▽

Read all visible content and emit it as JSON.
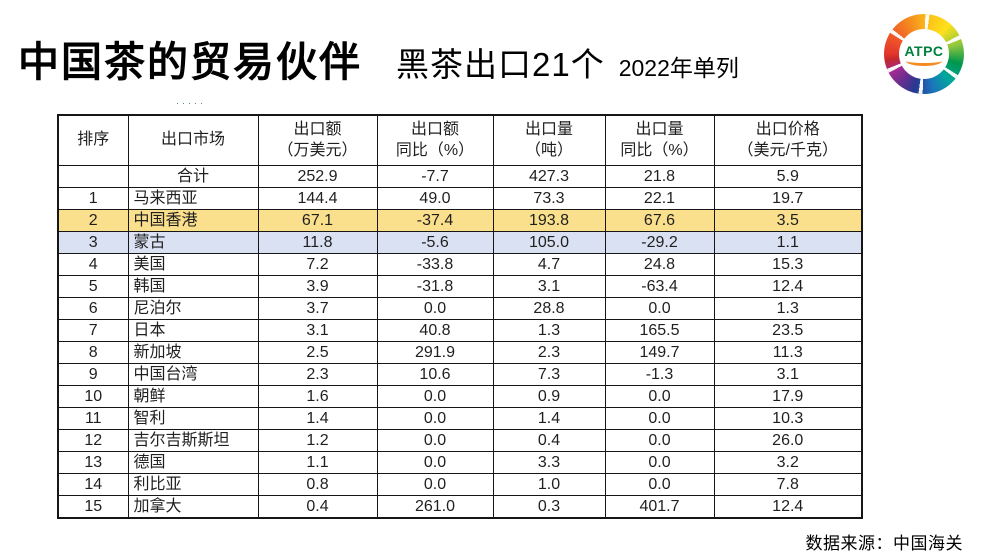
{
  "slide": {
    "title": "中国茶的贸易伙伴",
    "subtitle": "黑茶出口21个",
    "note": "2022年单列",
    "source": "数据来源：中国海关",
    "artifact": "·····"
  },
  "logo": {
    "text": "ATPC",
    "text_color": "#00813e",
    "arc_color": "#f58a1f",
    "ring_colors": [
      "#e2342b",
      "#f58a1f",
      "#fbc31a",
      "#8dc63f",
      "#00964b",
      "#1b75bc",
      "#283891",
      "#6b2d8f",
      "#a02c93"
    ]
  },
  "chart_data": {
    "type": "table",
    "title": "中国茶的贸易伙伴 黑茶出口21个 2022年单列",
    "total_label": "合计",
    "highlight_colors": {
      "yellow": "#FADF8C",
      "blue": "#D9E1F2"
    },
    "header": [
      {
        "l1": "排序",
        "l2": ""
      },
      {
        "l1": "出口市场",
        "l2": ""
      },
      {
        "l1": "出口额",
        "l2": "（万美元）"
      },
      {
        "l1": "出口额",
        "l2": "同比（%）"
      },
      {
        "l1": "出口量",
        "l2": "（吨）"
      },
      {
        "l1": "出口量",
        "l2": "同比（%）"
      },
      {
        "l1": "出口价格",
        "l2": "（美元/千克）"
      }
    ],
    "rows": [
      {
        "rank": "",
        "market": "合计",
        "value": "252.9",
        "value_yoy": "-7.7",
        "volume": "427.3",
        "volume_yoy": "21.8",
        "price": "5.9",
        "highlight": ""
      },
      {
        "rank": "1",
        "market": "马来西亚",
        "value": "144.4",
        "value_yoy": "49.0",
        "volume": "73.3",
        "volume_yoy": "22.1",
        "price": "19.7",
        "highlight": ""
      },
      {
        "rank": "2",
        "market": "中国香港",
        "value": "67.1",
        "value_yoy": "-37.4",
        "volume": "193.8",
        "volume_yoy": "67.6",
        "price": "3.5",
        "highlight": "yellow"
      },
      {
        "rank": "3",
        "market": "蒙古",
        "value": "11.8",
        "value_yoy": "-5.6",
        "volume": "105.0",
        "volume_yoy": "-29.2",
        "price": "1.1",
        "highlight": "blue"
      },
      {
        "rank": "4",
        "market": "美国",
        "value": "7.2",
        "value_yoy": "-33.8",
        "volume": "4.7",
        "volume_yoy": "24.8",
        "price": "15.3",
        "highlight": ""
      },
      {
        "rank": "5",
        "market": "韩国",
        "value": "3.9",
        "value_yoy": "-31.8",
        "volume": "3.1",
        "volume_yoy": "-63.4",
        "price": "12.4",
        "highlight": ""
      },
      {
        "rank": "6",
        "market": "尼泊尔",
        "value": "3.7",
        "value_yoy": "0.0",
        "volume": "28.8",
        "volume_yoy": "0.0",
        "price": "1.3",
        "highlight": ""
      },
      {
        "rank": "7",
        "market": "日本",
        "value": "3.1",
        "value_yoy": "40.8",
        "volume": "1.3",
        "volume_yoy": "165.5",
        "price": "23.5",
        "highlight": ""
      },
      {
        "rank": "8",
        "market": "新加坡",
        "value": "2.5",
        "value_yoy": "291.9",
        "volume": "2.3",
        "volume_yoy": "149.7",
        "price": "11.3",
        "highlight": ""
      },
      {
        "rank": "9",
        "market": "中国台湾",
        "value": "2.3",
        "value_yoy": "10.6",
        "volume": "7.3",
        "volume_yoy": "-1.3",
        "price": "3.1",
        "highlight": ""
      },
      {
        "rank": "10",
        "market": "朝鲜",
        "value": "1.6",
        "value_yoy": "0.0",
        "volume": "0.9",
        "volume_yoy": "0.0",
        "price": "17.9",
        "highlight": ""
      },
      {
        "rank": "11",
        "market": "智利",
        "value": "1.4",
        "value_yoy": "0.0",
        "volume": "1.4",
        "volume_yoy": "0.0",
        "price": "10.3",
        "highlight": ""
      },
      {
        "rank": "12",
        "market": "吉尔吉斯斯坦",
        "value": "1.2",
        "value_yoy": "0.0",
        "volume": "0.4",
        "volume_yoy": "0.0",
        "price": "26.0",
        "highlight": ""
      },
      {
        "rank": "13",
        "market": "德国",
        "value": "1.1",
        "value_yoy": "0.0",
        "volume": "3.3",
        "volume_yoy": "0.0",
        "price": "3.2",
        "highlight": ""
      },
      {
        "rank": "14",
        "market": "利比亚",
        "value": "0.8",
        "value_yoy": "0.0",
        "volume": "1.0",
        "volume_yoy": "0.0",
        "price": "7.8",
        "highlight": ""
      },
      {
        "rank": "15",
        "market": "加拿大",
        "value": "0.4",
        "value_yoy": "261.0",
        "volume": "0.3",
        "volume_yoy": "401.7",
        "price": "12.4",
        "highlight": ""
      }
    ]
  }
}
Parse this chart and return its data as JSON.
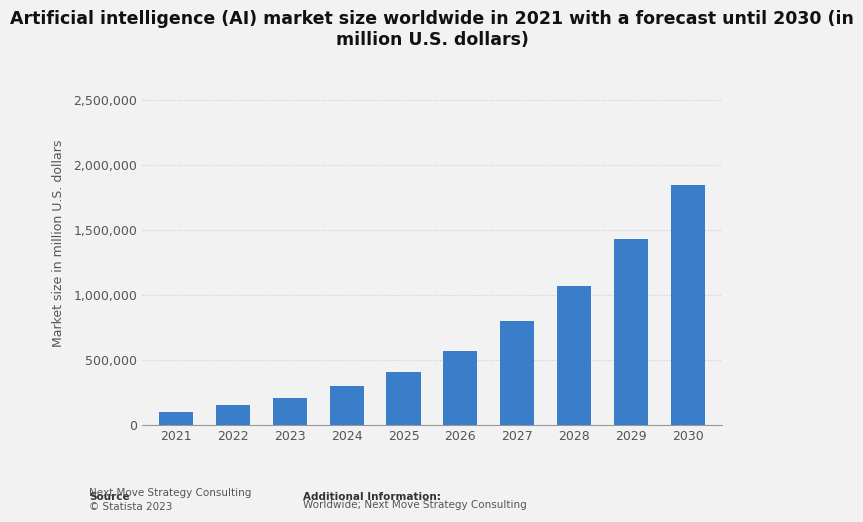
{
  "title": "Artificial intelligence (AI) market size worldwide in 2021 with a forecast until 2030 (in\nmillion U.S. dollars)",
  "years": [
    2021,
    2022,
    2023,
    2024,
    2025,
    2026,
    2027,
    2028,
    2029,
    2030
  ],
  "values": [
    93500,
    150000,
    207000,
    299000,
    407000,
    570000,
    795000,
    1065000,
    1430000,
    1847000
  ],
  "bar_color": "#3a7dc9",
  "ylabel": "Market size in million U.S. dollars",
  "ylim": [
    0,
    2800000
  ],
  "yticks": [
    0,
    500000,
    1000000,
    1500000,
    2000000,
    2500000
  ],
  "bg_color": "#f2f2f2",
  "plot_bg_color": "#f2f2f2",
  "grid_color": "#cccccc",
  "source_label": "Source",
  "source_body": "Next Move Strategy Consulting\n© Statista 2023",
  "additional_label": "Additional Information:",
  "additional_body": "Worldwide; Next Move Strategy Consulting",
  "title_fontsize": 12.5,
  "label_fontsize": 9,
  "tick_fontsize": 9
}
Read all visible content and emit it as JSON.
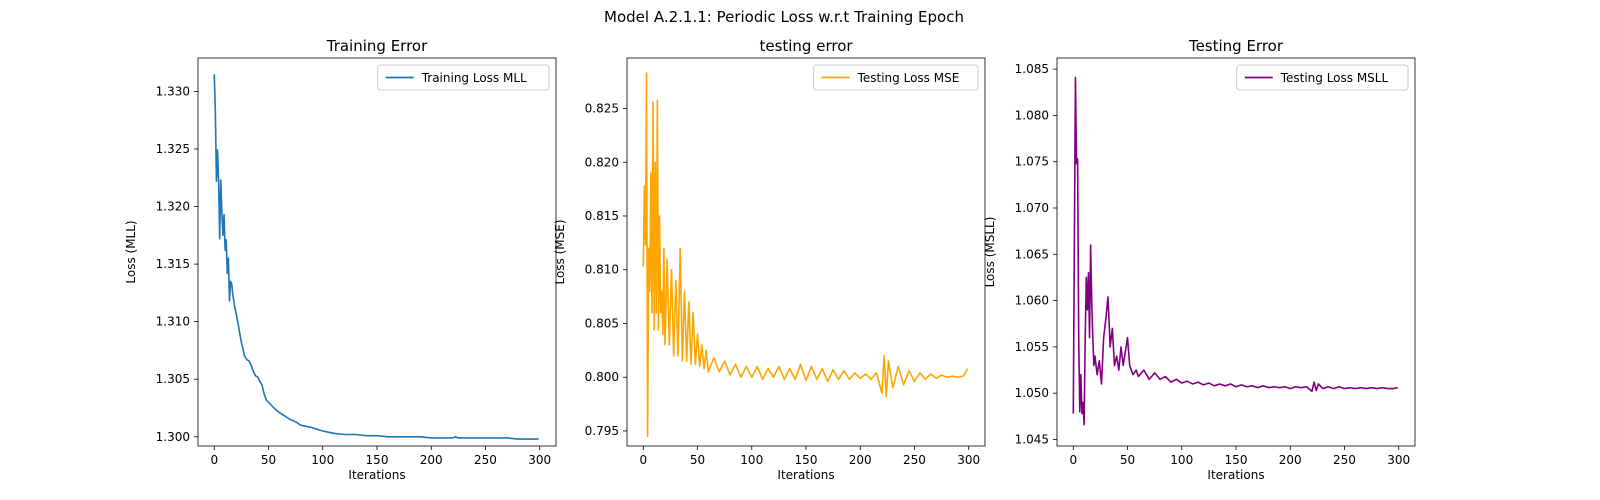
{
  "figure_title": "Model A.2.1.1: Periodic Loss w.r.t Training Epoch",
  "chart_data": [
    {
      "type": "line",
      "title": "Training Error",
      "xlabel": "Iterations",
      "ylabel": "Loss (MLL)",
      "xlim": [
        -15,
        315
      ],
      "ylim": [
        1.2992,
        1.3329
      ],
      "xticks": [
        0,
        50,
        100,
        150,
        200,
        250,
        300
      ],
      "yticks": [
        1.3,
        1.305,
        1.31,
        1.315,
        1.32,
        1.325,
        1.33
      ],
      "ytick_decimals": 3,
      "legend_position": "top-right",
      "series": [
        {
          "name": "Training Loss MLL",
          "color": "#1f77b4",
          "x": [
            0,
            1,
            2,
            3,
            4,
            5,
            6,
            7,
            8,
            9,
            10,
            11,
            12,
            13,
            14,
            15,
            16,
            17,
            18,
            19,
            20,
            22,
            24,
            25,
            26,
            28,
            30,
            32,
            33,
            34,
            36,
            38,
            40,
            42,
            44,
            46,
            48,
            50,
            55,
            60,
            65,
            70,
            75,
            80,
            90,
            100,
            110,
            120,
            130,
            140,
            150,
            160,
            170,
            180,
            190,
            200,
            210,
            220,
            222,
            225,
            230,
            240,
            250,
            260,
            270,
            280,
            290,
            299
          ],
          "values": [
            1.3315,
            1.3282,
            1.3222,
            1.3249,
            1.3222,
            1.3172,
            1.3223,
            1.3195,
            1.3175,
            1.3193,
            1.3162,
            1.3171,
            1.3142,
            1.3155,
            1.3118,
            1.3135,
            1.3133,
            1.3124,
            1.3118,
            1.3112,
            1.3108,
            1.3098,
            1.3087,
            1.3082,
            1.3078,
            1.307,
            1.3067,
            1.3066,
            1.3064,
            1.3062,
            1.3057,
            1.3053,
            1.3052,
            1.3048,
            1.3045,
            1.3037,
            1.3032,
            1.303,
            1.3025,
            1.3021,
            1.3018,
            1.3015,
            1.3013,
            1.301,
            1.3008,
            1.3005,
            1.3003,
            1.3002,
            1.3002,
            1.3001,
            1.3001,
            1.3,
            1.3,
            1.3,
            1.3,
            1.2999,
            1.2999,
            1.2999,
            1.3,
            1.2999,
            1.2999,
            1.2999,
            1.2999,
            1.2999,
            1.2999,
            1.2998,
            1.2998,
            1.2998
          ]
        }
      ]
    },
    {
      "type": "line",
      "title": "testing error",
      "xlabel": "Iterations",
      "ylabel": "Loss (MSE)",
      "xlim": [
        -15,
        315
      ],
      "ylim": [
        0.7936,
        0.8297
      ],
      "xticks": [
        0,
        50,
        100,
        150,
        200,
        250,
        300
      ],
      "yticks": [
        0.795,
        0.8,
        0.805,
        0.81,
        0.815,
        0.82,
        0.825
      ],
      "ytick_decimals": 3,
      "legend_position": "top-right",
      "series": [
        {
          "name": "Testing Loss MSE",
          "color": "#ffa500",
          "x": [
            0,
            1,
            2,
            3,
            4,
            5,
            6,
            7,
            8,
            9,
            10,
            11,
            12,
            13,
            14,
            15,
            16,
            17,
            18,
            19,
            20,
            22,
            24,
            26,
            28,
            30,
            32,
            34,
            36,
            38,
            40,
            42,
            44,
            46,
            48,
            50,
            52,
            54,
            56,
            58,
            60,
            65,
            70,
            75,
            80,
            85,
            90,
            95,
            100,
            105,
            110,
            115,
            120,
            125,
            130,
            135,
            140,
            145,
            150,
            155,
            160,
            165,
            170,
            175,
            180,
            185,
            190,
            195,
            200,
            205,
            210,
            215,
            220,
            222,
            224,
            226,
            230,
            235,
            240,
            245,
            250,
            255,
            260,
            265,
            270,
            275,
            280,
            285,
            290,
            295,
            299
          ],
          "values": [
            0.8103,
            0.8178,
            0.8123,
            0.8283,
            0.7945,
            0.812,
            0.808,
            0.819,
            0.806,
            0.8256,
            0.8044,
            0.82,
            0.806,
            0.8258,
            0.8044,
            0.815,
            0.806,
            0.808,
            0.804,
            0.812,
            0.803,
            0.811,
            0.803,
            0.81,
            0.802,
            0.809,
            0.802,
            0.812,
            0.8015,
            0.808,
            0.8015,
            0.807,
            0.8012,
            0.806,
            0.8012,
            0.804,
            0.801,
            0.803,
            0.8008,
            0.8025,
            0.8005,
            0.8018,
            0.8005,
            0.8015,
            0.8002,
            0.8012,
            0.8,
            0.801,
            0.8,
            0.801,
            0.7998,
            0.8008,
            0.8,
            0.801,
            0.7998,
            0.8008,
            0.7998,
            0.8012,
            0.7997,
            0.801,
            0.7998,
            0.8008,
            0.7996,
            0.8007,
            0.7998,
            0.8006,
            0.7998,
            0.8004,
            0.7999,
            0.8003,
            0.7998,
            0.8004,
            0.7985,
            0.802,
            0.7982,
            0.8015,
            0.799,
            0.801,
            0.7993,
            0.8006,
            0.7996,
            0.8004,
            0.7998,
            0.8003,
            0.7999,
            0.8002,
            0.8,
            0.8001,
            0.8,
            0.8001,
            0.8008
          ]
        }
      ]
    },
    {
      "type": "line",
      "title": "Testing Error",
      "xlabel": "Iterations",
      "ylabel": "Loss (MSLL)",
      "xlim": [
        -15,
        315
      ],
      "ylim": [
        1.0443,
        1.0862
      ],
      "xticks": [
        0,
        50,
        100,
        150,
        200,
        250,
        300
      ],
      "yticks": [
        1.045,
        1.05,
        1.055,
        1.06,
        1.065,
        1.07,
        1.075,
        1.08,
        1.085
      ],
      "ytick_decimals": 3,
      "legend_position": "top-right",
      "series": [
        {
          "name": "Testing Loss MSLL",
          "color": "#800080",
          "x": [
            0,
            1,
            2,
            3,
            4,
            5,
            6,
            7,
            8,
            9,
            10,
            11,
            12,
            13,
            14,
            15,
            16,
            17,
            18,
            19,
            20,
            22,
            24,
            26,
            28,
            30,
            32,
            34,
            36,
            38,
            40,
            42,
            44,
            46,
            48,
            50,
            52,
            55,
            58,
            60,
            65,
            70,
            75,
            80,
            85,
            90,
            95,
            100,
            105,
            110,
            115,
            120,
            125,
            130,
            135,
            140,
            145,
            150,
            155,
            160,
            165,
            170,
            175,
            180,
            185,
            190,
            195,
            200,
            205,
            210,
            215,
            220,
            222,
            224,
            226,
            230,
            235,
            240,
            245,
            250,
            255,
            260,
            265,
            270,
            275,
            280,
            285,
            290,
            295,
            299
          ],
          "values": [
            1.0478,
            1.066,
            1.0841,
            1.0748,
            1.0753,
            1.056,
            1.048,
            1.052,
            1.0478,
            1.049,
            1.0466,
            1.056,
            1.0625,
            1.059,
            1.063,
            1.056,
            1.066,
            1.06,
            1.056,
            1.053,
            1.054,
            1.052,
            1.0535,
            1.051,
            1.056,
            1.058,
            1.0604,
            1.055,
            1.057,
            1.053,
            1.054,
            1.0525,
            1.055,
            1.053,
            1.0545,
            1.056,
            1.053,
            1.052,
            1.0525,
            1.0518,
            1.0525,
            1.0515,
            1.0522,
            1.0515,
            1.0518,
            1.0512,
            1.0515,
            1.0511,
            1.0513,
            1.051,
            1.0512,
            1.0509,
            1.0511,
            1.0508,
            1.051,
            1.0508,
            1.051,
            1.0507,
            1.0509,
            1.0507,
            1.0508,
            1.0506,
            1.0508,
            1.0506,
            1.0507,
            1.0506,
            1.0507,
            1.0505,
            1.0507,
            1.0506,
            1.0507,
            1.0502,
            1.0512,
            1.0503,
            1.051,
            1.0505,
            1.0507,
            1.0505,
            1.0507,
            1.0505,
            1.0506,
            1.0505,
            1.0506,
            1.0505,
            1.0506,
            1.0505,
            1.0506,
            1.0505,
            1.0505,
            1.0506
          ]
        }
      ]
    }
  ]
}
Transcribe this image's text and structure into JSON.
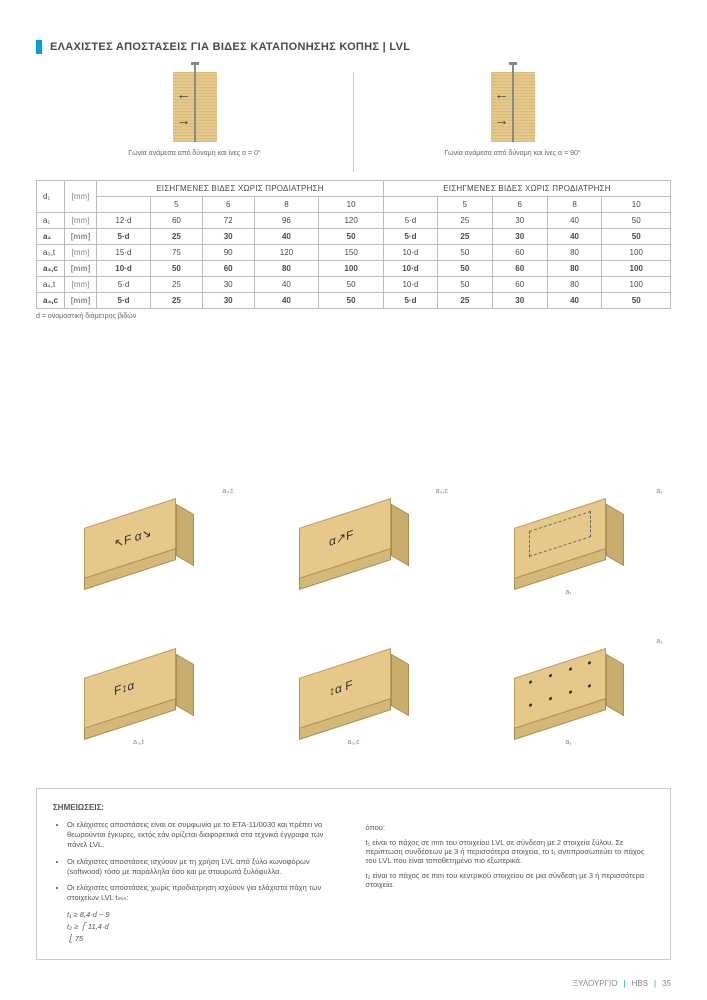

△

THE PROBLEM:
Using the records given above, list every line that includes the word "中国茶的贸易伙伴".

RESULT BELOW:
    "title": "中国茶的贸易伙伴",
    "title": "中国茶的贸易伙伴 黑茶出口21个 2022年单列",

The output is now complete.